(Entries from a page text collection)

+++

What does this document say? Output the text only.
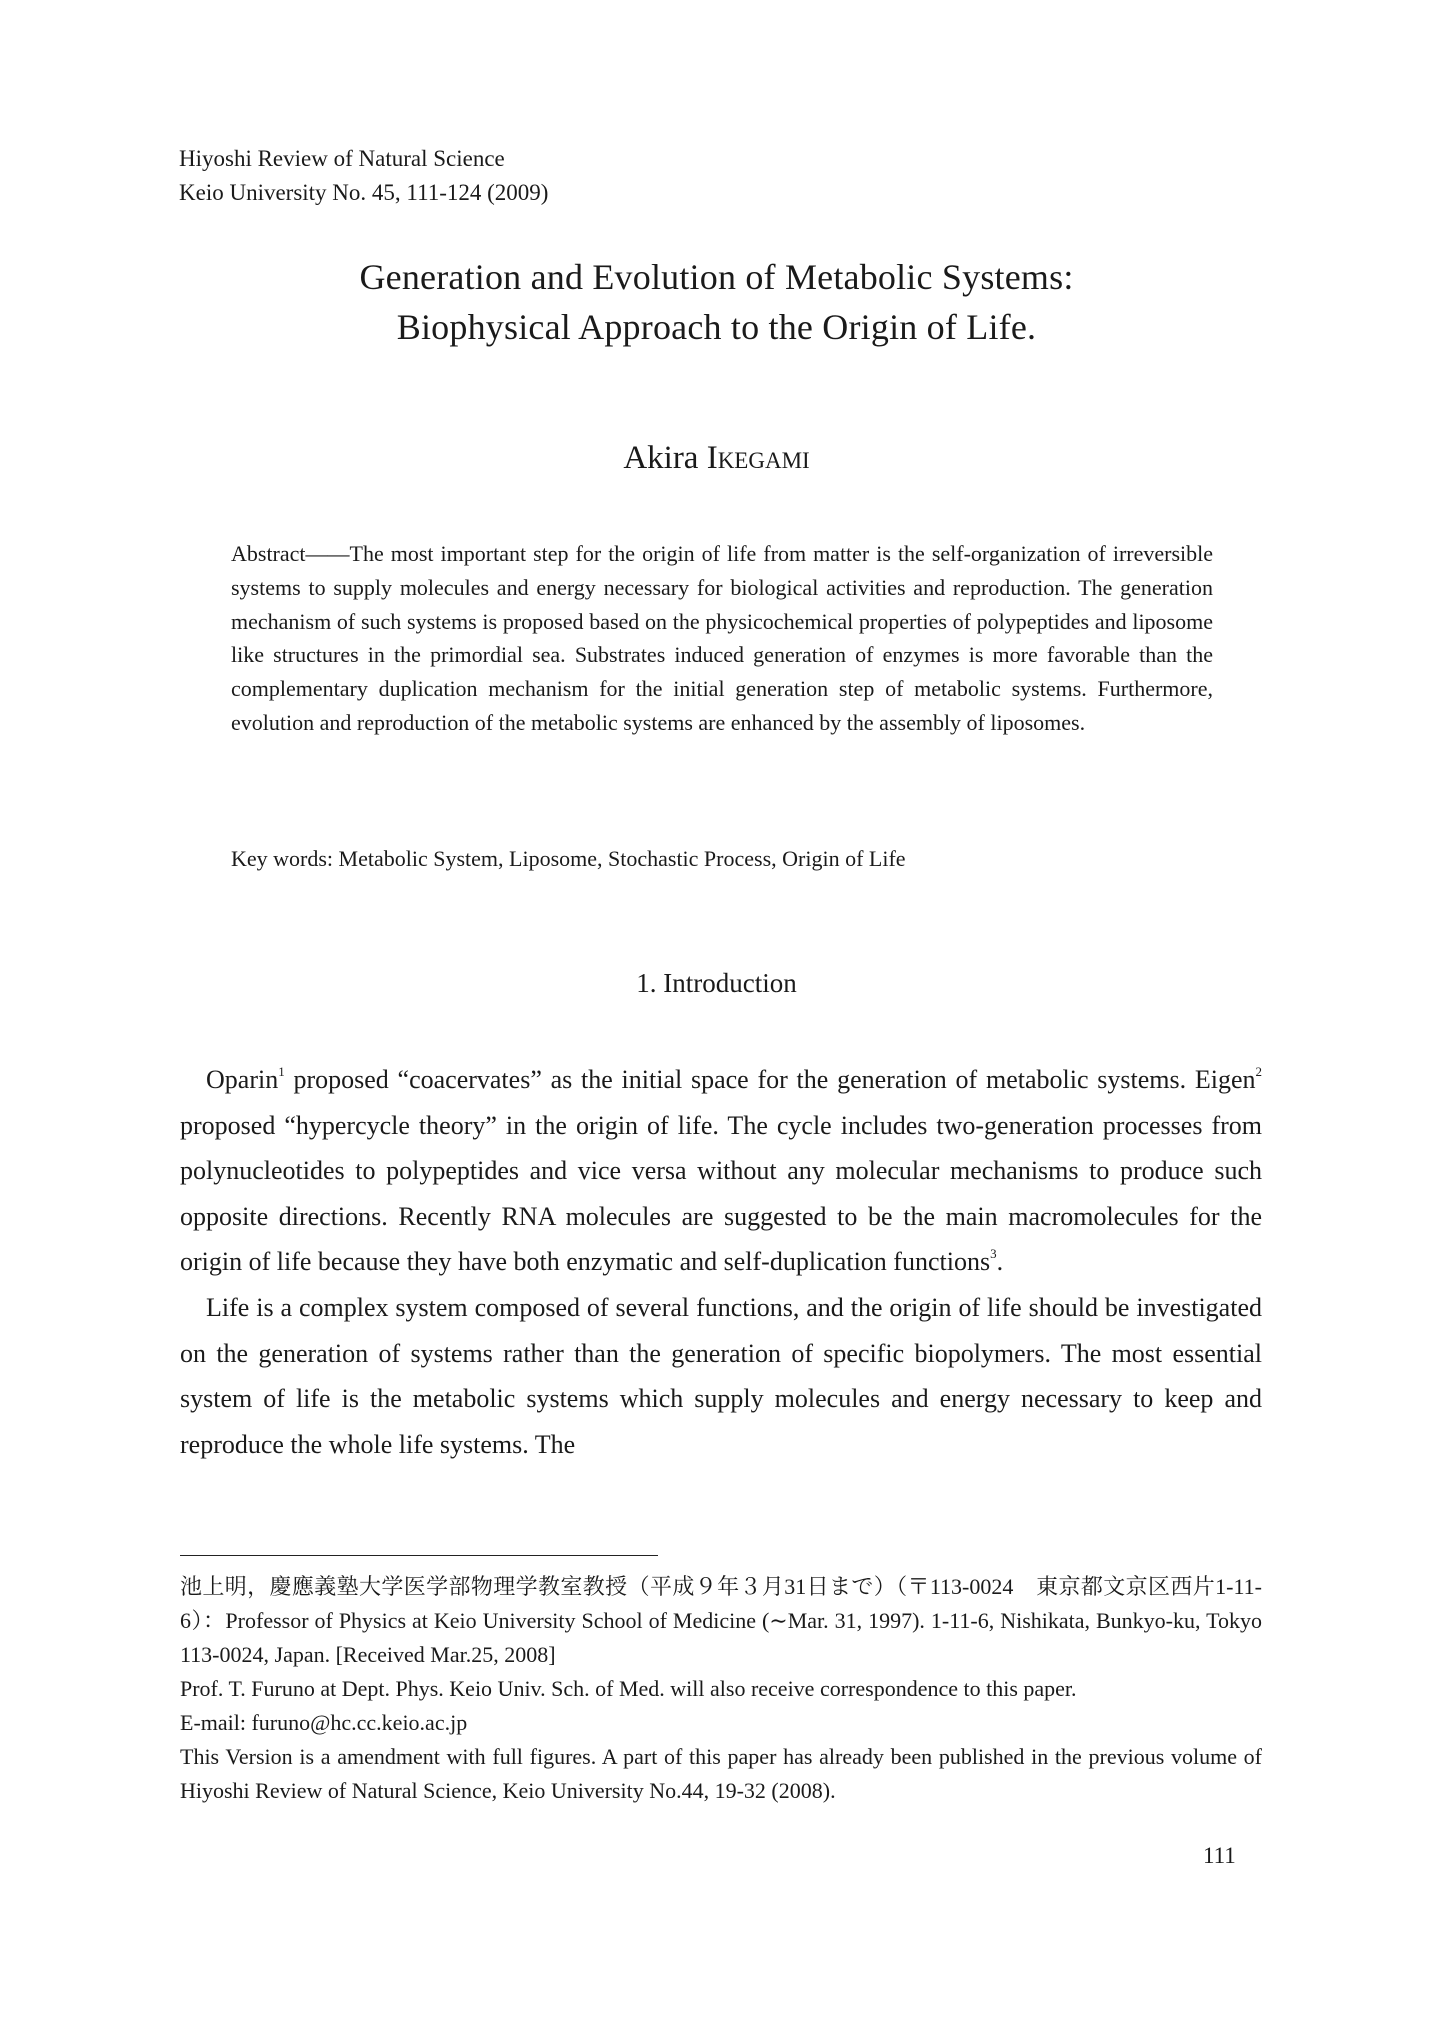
Hiyoshi Review of Natural Science
Keio University No. 45, 111-124 (2009)
Generation and Evolution of Metabolic Systems:
Biophysical Approach to the Origin of Life.
Akira Ikegami
Abstract——The most important step for the origin of life from matter is the self-organization of irreversible systems to supply molecules and energy necessary for biological activities and reproduction. The generation mechanism of such systems is proposed based on the physicochemical properties of polypeptides and liposome like structures in the primordial sea. Substrates induced generation of enzymes is more favorable than the complementary duplication mechanism for the initial generation step of metabolic systems. Furthermore, evolution and reproduction of the metabolic systems are enhanced by the assembly of liposomes.
Key words: Metabolic System, Liposome, Stochastic Process, Origin of Life
1. Introduction

Oparin$^1$ proposed “coacervates” as the initial space for the generation of metabolic systems. Eigen$^2$ proposed “hypercycle theory” in the origin of life. The cycle includes two-generation processes from polynucleotides to polypeptides and vice versa without any molecular mechanisms to produce such opposite directions. Recently RNA molecules are suggested to be the main macromolecules for the origin of life because they have both enzymatic and self-duplication functions$^3$.

Life is a complex system composed of several functions, and the origin of life should be investigated on the generation of systems rather than the generation of specific biopolymers. The most essential system of life is the metabolic systems which supply molecules and energy necessary to keep and reproduce the whole life systems. The

池上明，慶應義塾大学医学部物理学教室教授（平成９年３月31日まで）（〒113-0024　東京都文京区西片1-11-6）：Professor of Physics at Keio University School of Medicine (∼Mar. 31, 1997). 1-11-6, Nishikata, Bunkyo-ku, Tokyo 113-0024, Japan. [Received Mar.25, 2008]

Prof. T. Furuno at Dept. Phys. Keio Univ. Sch. of Med. will also receive correspondence to this paper.

E-mail: furuno@hc.cc.keio.ac.jp

This Version is a amendment with full figures. A part of this paper has already been published in the previous volume of Hiyoshi Review of Natural Science, Keio University No.44, 19-32 (2008).

111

+++

Each record above should be retyped exactly, with no pictures carried over.

What does this document say? Output the text only.
Hiyoshi Review of Natural Science
Keio University No. 45, 111-124 (2009)
Generation and Evolution of Metabolic Systems:
Biophysical Approach to the Origin of Life.
Akira Ikegami
Abstract——The most important step for the origin of life from matter is the self-organization of irreversible systems to supply molecules and energy necessary for biological activities and reproduction. The generation mechanism of such systems is proposed based on the physicochemical properties of polypeptides and liposome like structures in the primordial sea. Substrates induced generation of enzymes is more favorable than the complementary duplication mechanism for the initial generation step of metabolic systems. Furthermore, evolution and reproduction of the metabolic systems are enhanced by the assembly of liposomes.
Key words: Metabolic System, Liposome, Stochastic Process, Origin of Life
1. Introduction

Oparin$^1$ proposed “coacervates” as the initial space for the generation of metabolic systems. Eigen$^2$ proposed “hypercycle theory” in the origin of life. The cycle includes two-generation processes from polynucleotides to polypeptides and vice versa without any molecular mechanisms to produce such opposite directions. Recently RNA molecules are suggested to be the main macromolecules for the origin of life because they have both enzymatic and self-duplication functions$^3$.

Life is a complex system composed of several functions, and the origin of life should be investigated on the generation of systems rather than the generation of specific biopolymers. The most essential system of life is the metabolic systems which supply molecules and energy necessary to keep and reproduce the whole life systems. The

池上明，慶應義塾大学医学部物理学教室教授（平成９年３月31日まで）（〒113-0024　東京都文京区西片1-11-6）：Professor of Physics at Keio University School of Medicine (∼Mar. 31, 1997). 1-11-6, Nishikata, Bunkyo-ku, Tokyo 113-0024, Japan. [Received Mar.25, 2008]

Prof. T. Furuno at Dept. Phys. Keio Univ. Sch. of Med. will also receive correspondence to this paper.

E-mail: furuno@hc.cc.keio.ac.jp

This Version is a amendment with full figures. A part of this paper has already been published in the previous volume of Hiyoshi Review of Natural Science, Keio University No.44, 19-32 (2008).

111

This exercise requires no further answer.